## Aim of the exercise
Print all records exactly, leaving nothing out.

## Records supplied
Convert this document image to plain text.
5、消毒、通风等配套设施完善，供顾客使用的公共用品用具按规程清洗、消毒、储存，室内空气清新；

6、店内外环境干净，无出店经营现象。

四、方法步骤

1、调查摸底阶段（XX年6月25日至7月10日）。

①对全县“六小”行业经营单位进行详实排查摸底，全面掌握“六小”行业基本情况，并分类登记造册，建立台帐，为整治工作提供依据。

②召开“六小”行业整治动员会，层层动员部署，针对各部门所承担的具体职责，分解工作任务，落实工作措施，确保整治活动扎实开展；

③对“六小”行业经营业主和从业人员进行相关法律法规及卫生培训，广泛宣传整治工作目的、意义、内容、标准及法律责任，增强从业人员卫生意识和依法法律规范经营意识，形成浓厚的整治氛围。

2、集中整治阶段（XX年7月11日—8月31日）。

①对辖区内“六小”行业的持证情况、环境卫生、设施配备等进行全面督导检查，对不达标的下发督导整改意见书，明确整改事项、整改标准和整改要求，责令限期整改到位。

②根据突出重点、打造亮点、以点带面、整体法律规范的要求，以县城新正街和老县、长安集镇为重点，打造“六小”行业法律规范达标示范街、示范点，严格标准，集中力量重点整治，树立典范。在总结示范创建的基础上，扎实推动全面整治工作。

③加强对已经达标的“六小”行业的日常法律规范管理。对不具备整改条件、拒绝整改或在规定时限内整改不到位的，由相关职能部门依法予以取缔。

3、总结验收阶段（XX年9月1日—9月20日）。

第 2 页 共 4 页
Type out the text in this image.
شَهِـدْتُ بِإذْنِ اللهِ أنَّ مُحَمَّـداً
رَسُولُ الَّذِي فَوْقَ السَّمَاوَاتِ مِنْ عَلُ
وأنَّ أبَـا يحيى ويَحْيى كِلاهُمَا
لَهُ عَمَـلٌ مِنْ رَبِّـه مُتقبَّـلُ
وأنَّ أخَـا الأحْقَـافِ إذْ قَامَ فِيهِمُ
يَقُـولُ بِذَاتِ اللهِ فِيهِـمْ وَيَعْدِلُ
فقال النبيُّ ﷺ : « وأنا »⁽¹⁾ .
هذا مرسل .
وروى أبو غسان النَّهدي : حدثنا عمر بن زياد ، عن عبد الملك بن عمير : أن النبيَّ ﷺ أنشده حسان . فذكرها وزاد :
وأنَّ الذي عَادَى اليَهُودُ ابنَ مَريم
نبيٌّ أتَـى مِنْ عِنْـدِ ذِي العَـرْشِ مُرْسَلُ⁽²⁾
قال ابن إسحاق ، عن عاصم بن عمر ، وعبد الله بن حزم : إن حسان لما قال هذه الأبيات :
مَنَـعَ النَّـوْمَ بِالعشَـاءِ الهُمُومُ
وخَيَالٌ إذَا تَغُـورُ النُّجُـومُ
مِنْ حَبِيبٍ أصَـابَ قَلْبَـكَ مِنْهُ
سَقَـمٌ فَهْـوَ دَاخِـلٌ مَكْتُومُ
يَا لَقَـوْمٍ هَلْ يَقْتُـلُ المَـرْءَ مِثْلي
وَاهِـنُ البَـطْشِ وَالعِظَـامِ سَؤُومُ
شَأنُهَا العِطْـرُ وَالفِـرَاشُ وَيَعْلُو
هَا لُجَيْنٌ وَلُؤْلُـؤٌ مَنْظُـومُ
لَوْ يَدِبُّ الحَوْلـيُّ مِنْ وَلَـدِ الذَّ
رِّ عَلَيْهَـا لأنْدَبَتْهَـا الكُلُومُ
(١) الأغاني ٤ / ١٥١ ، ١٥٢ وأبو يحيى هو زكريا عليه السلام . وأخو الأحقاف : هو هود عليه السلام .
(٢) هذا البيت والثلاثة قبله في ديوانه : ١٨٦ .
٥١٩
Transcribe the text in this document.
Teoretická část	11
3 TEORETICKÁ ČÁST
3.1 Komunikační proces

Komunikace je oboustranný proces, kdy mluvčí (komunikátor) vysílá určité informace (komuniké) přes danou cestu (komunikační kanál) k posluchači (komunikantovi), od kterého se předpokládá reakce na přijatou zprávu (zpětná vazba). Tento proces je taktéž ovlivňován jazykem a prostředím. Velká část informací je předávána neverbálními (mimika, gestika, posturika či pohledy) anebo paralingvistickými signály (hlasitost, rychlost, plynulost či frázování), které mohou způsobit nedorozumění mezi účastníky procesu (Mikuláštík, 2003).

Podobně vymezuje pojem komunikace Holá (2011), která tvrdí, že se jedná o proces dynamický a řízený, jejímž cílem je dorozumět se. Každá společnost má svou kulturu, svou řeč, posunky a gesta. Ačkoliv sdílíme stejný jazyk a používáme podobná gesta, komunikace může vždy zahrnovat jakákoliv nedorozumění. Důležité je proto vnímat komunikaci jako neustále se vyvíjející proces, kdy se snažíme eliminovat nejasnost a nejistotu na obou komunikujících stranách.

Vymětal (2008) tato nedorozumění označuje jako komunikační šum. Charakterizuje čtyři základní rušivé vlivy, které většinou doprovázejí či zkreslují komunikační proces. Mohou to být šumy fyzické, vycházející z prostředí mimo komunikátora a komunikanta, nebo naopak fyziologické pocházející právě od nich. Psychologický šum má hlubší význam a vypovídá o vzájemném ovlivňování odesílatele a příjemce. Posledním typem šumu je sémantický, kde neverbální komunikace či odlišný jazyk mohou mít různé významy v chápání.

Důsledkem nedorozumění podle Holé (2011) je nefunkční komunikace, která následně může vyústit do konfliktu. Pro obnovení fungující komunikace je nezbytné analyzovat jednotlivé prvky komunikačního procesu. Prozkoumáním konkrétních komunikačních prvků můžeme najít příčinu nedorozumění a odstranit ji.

## Complete response
Convert this document image to plain text.
5、消毒、通风等配套设施完善，供顾客使用的公共用品用具按规程清洗、消毒、储存，室内空气清新；

6、店内外环境干净，无出店经营现象。

四、方法步骤

1、调查摸底阶段（XX年6月25日至7月10日）。

①对全县“六小”行业经营单位进行详实排查摸底，全面掌握“六小”行业基本情况，并分类登记造册，建立台帐，为整治工作提供依据。

②召开“六小”行业整治动员会，层层动员部署，针对各部门所承担的具体职责，分解工作任务，落实工作措施，确保整治活动扎实开展；

③对“六小”行业经营业主和从业人员进行相关法律法规及卫生培训，广泛宣传整治工作目的、意义、内容、标准及法律责任，增强从业人员卫生意识和依法法律规范经营意识，形成浓厚的整治氛围。

2、集中整治阶段（XX年7月11日—8月31日）。

①对辖区内“六小”行业的持证情况、环境卫生、设施配备等进行全面督导检查，对不达标的下发督导整改意见书，明确整改事项、整改标准和整改要求，责令限期整改到位。

②根据突出重点、打造亮点、以点带面、整体法律规范的要求，以县城新正街和老县、长安集镇为重点，打造“六小”行业法律规范达标示范街、示范点，严格标准，集中力量重点整治，树立典范。在总结示范创建的基础上，扎实推动全面整治工作。

③加强对已经达标的“六小”行业的日常法律规范管理。对不具备整改条件、拒绝整改或在规定时限内整改不到位的，由相关职能部门依法予以取缔。

3、总结验收阶段（XX年9月1日—9月20日）。

第 2 页 共 4 页
Type out the text in this image.
شَهِـدْتُ بِإذْنِ اللهِ أنَّ مُحَمَّـداً
رَسُولُ الَّذِي فَوْقَ السَّمَاوَاتِ مِنْ عَلُ
وأنَّ أبَـا يحيى ويَحْيى كِلاهُمَا
لَهُ عَمَـلٌ مِنْ رَبِّـه مُتقبَّـلُ
وأنَّ أخَـا الأحْقَـافِ إذْ قَامَ فِيهِمُ
يَقُـولُ بِذَاتِ اللهِ فِيهِـمْ وَيَعْدِلُ
فقال النبيُّ ﷺ : « وأنا »⁽¹⁾ .
هذا مرسل .
وروى أبو غسان النَّهدي : حدثنا عمر بن زياد ، عن عبد الملك بن عمير : أن النبيَّ ﷺ أنشده حسان . فذكرها وزاد :
وأنَّ الذي عَادَى اليَهُودُ ابنَ مَريم
نبيٌّ أتَـى مِنْ عِنْـدِ ذِي العَـرْشِ مُرْسَلُ⁽²⁾
قال ابن إسحاق ، عن عاصم بن عمر ، وعبد الله بن حزم : إن حسان لما قال هذه الأبيات :
مَنَـعَ النَّـوْمَ بِالعشَـاءِ الهُمُومُ
وخَيَالٌ إذَا تَغُـورُ النُّجُـومُ
مِنْ حَبِيبٍ أصَـابَ قَلْبَـكَ مِنْهُ
سَقَـمٌ فَهْـوَ دَاخِـلٌ مَكْتُومُ
يَا لَقَـوْمٍ هَلْ يَقْتُـلُ المَـرْءَ مِثْلي
وَاهِـنُ البَـطْشِ وَالعِظَـامِ سَؤُومُ
شَأنُهَا العِطْـرُ وَالفِـرَاشُ وَيَعْلُو
هَا لُجَيْنٌ وَلُؤْلُـؤٌ مَنْظُـومُ
لَوْ يَدِبُّ الحَوْلـيُّ مِنْ وَلَـدِ الذَّ
رِّ عَلَيْهَـا لأنْدَبَتْهَـا الكُلُومُ
(١) الأغاني ٤ / ١٥١ ، ١٥٢ وأبو يحيى هو زكريا عليه السلام . وأخو الأحقاف : هو هود عليه السلام .
(٢) هذا البيت والثلاثة قبله في ديوانه : ١٨٦ .
٥١٩
Transcribe the text in this document.
Teoretická část	11
3 TEORETICKÁ ČÁST
3.1 Komunikační proces

Komunikace je oboustranný proces, kdy mluvčí (komunikátor) vysílá určité informace (komuniké) přes danou cestu (komunikační kanál) k posluchači (komunikantovi), od kterého se předpokládá reakce na přijatou zprávu (zpětná vazba). Tento proces je taktéž ovlivňován jazykem a prostředím. Velká část informací je předávána neverbálními (mimika, gestika, posturika či pohledy) anebo paralingvistickými signály (hlasitost, rychlost, plynulost či frázování), které mohou způsobit nedorozumění mezi účastníky procesu (Mikuláštík, 2003).

Podobně vymezuje pojem komunikace Holá (2011), která tvrdí, že se jedná o proces dynamický a řízený, jejímž cílem je dorozumět se. Každá společnost má svou kulturu, svou řeč, posunky a gesta. Ačkoliv sdílíme stejný jazyk a používáme podobná gesta, komunikace může vždy zahrnovat jakákoliv nedorozumění. Důležité je proto vnímat komunikaci jako neustále se vyvíjející proces, kdy se snažíme eliminovat nejasnost a nejistotu na obou komunikujících stranách.

Vymětal (2008) tato nedorozumění označuje jako komunikační šum. Charakterizuje čtyři základní rušivé vlivy, které většinou doprovázejí či zkreslují komunikační proces. Mohou to být šumy fyzické, vycházející z prostředí mimo komunikátora a komunikanta, nebo naopak fyziologické pocházející právě od nich. Psychologický šum má hlubší význam a vypovídá o vzájemném ovlivňování odesílatele a příjemce. Posledním typem šumu je sémantický, kde neverbální komunikace či odlišný jazyk mohou mít různé významy v chápání.

Důsledkem nedorozumění podle Holé (2011) je nefunkční komunikace, která následně může vyústit do konfliktu. Pro obnovení fungující komunikace je nezbytné analyzovat jednotlivé prvky komunikačního procesu. Prozkoumáním konkrétních komunikačních prvků můžeme najít příčinu nedorozumění a odstranit ji.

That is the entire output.